:: Task inputs ::
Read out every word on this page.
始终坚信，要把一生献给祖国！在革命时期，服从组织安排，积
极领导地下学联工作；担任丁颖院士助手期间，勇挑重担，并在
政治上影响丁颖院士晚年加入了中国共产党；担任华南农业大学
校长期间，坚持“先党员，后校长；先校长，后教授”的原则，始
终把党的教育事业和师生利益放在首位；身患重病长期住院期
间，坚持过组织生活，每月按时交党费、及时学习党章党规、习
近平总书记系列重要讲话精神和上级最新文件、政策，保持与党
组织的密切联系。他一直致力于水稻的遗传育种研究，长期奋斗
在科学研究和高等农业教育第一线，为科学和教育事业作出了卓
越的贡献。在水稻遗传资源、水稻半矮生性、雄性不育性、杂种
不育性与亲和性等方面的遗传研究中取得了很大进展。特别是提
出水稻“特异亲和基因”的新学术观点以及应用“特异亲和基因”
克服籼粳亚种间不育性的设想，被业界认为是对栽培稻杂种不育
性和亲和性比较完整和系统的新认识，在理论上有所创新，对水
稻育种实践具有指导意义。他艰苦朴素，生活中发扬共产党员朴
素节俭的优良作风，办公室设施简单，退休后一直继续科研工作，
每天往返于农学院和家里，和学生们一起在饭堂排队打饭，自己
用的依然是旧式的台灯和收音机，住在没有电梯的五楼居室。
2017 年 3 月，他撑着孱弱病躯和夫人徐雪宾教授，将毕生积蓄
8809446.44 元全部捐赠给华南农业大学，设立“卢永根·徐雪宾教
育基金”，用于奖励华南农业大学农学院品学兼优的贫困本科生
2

:: Set exercise ::
Would you reproduce the material above in full, exactly as given?

:: Completed task ::
Read out every word on this page.
始终坚信，要把一生献给祖国！在革命时期，服从组织安排，积
极领导地下学联工作；担任丁颖院士助手期间，勇挑重担，并在
政治上影响丁颖院士晚年加入了中国共产党；担任华南农业大学
校长期间，坚持“先党员，后校长；先校长，后教授”的原则，始
终把党的教育事业和师生利益放在首位；身患重病长期住院期
间，坚持过组织生活，每月按时交党费、及时学习党章党规、习
近平总书记系列重要讲话精神和上级最新文件、政策，保持与党
组织的密切联系。他一直致力于水稻的遗传育种研究，长期奋斗
在科学研究和高等农业教育第一线，为科学和教育事业作出了卓
越的贡献。在水稻遗传资源、水稻半矮生性、雄性不育性、杂种
不育性与亲和性等方面的遗传研究中取得了很大进展。特别是提
出水稻“特异亲和基因”的新学术观点以及应用“特异亲和基因”
克服籼粳亚种间不育性的设想，被业界认为是对栽培稻杂种不育
性和亲和性比较完整和系统的新认识，在理论上有所创新，对水
稻育种实践具有指导意义。他艰苦朴素，生活中发扬共产党员朴
素节俭的优良作风，办公室设施简单，退休后一直继续科研工作，
每天往返于农学院和家里，和学生们一起在饭堂排队打饭，自己
用的依然是旧式的台灯和收音机，住在没有电梯的五楼居室。
2017 年 3 月，他撑着孱弱病躯和夫人徐雪宾教授，将毕生积蓄
8809446.44 元全部捐赠给华南农业大学，设立“卢永根·徐雪宾教
育基金”，用于奖励华南农业大学农学院品学兼优的贫困本科生
2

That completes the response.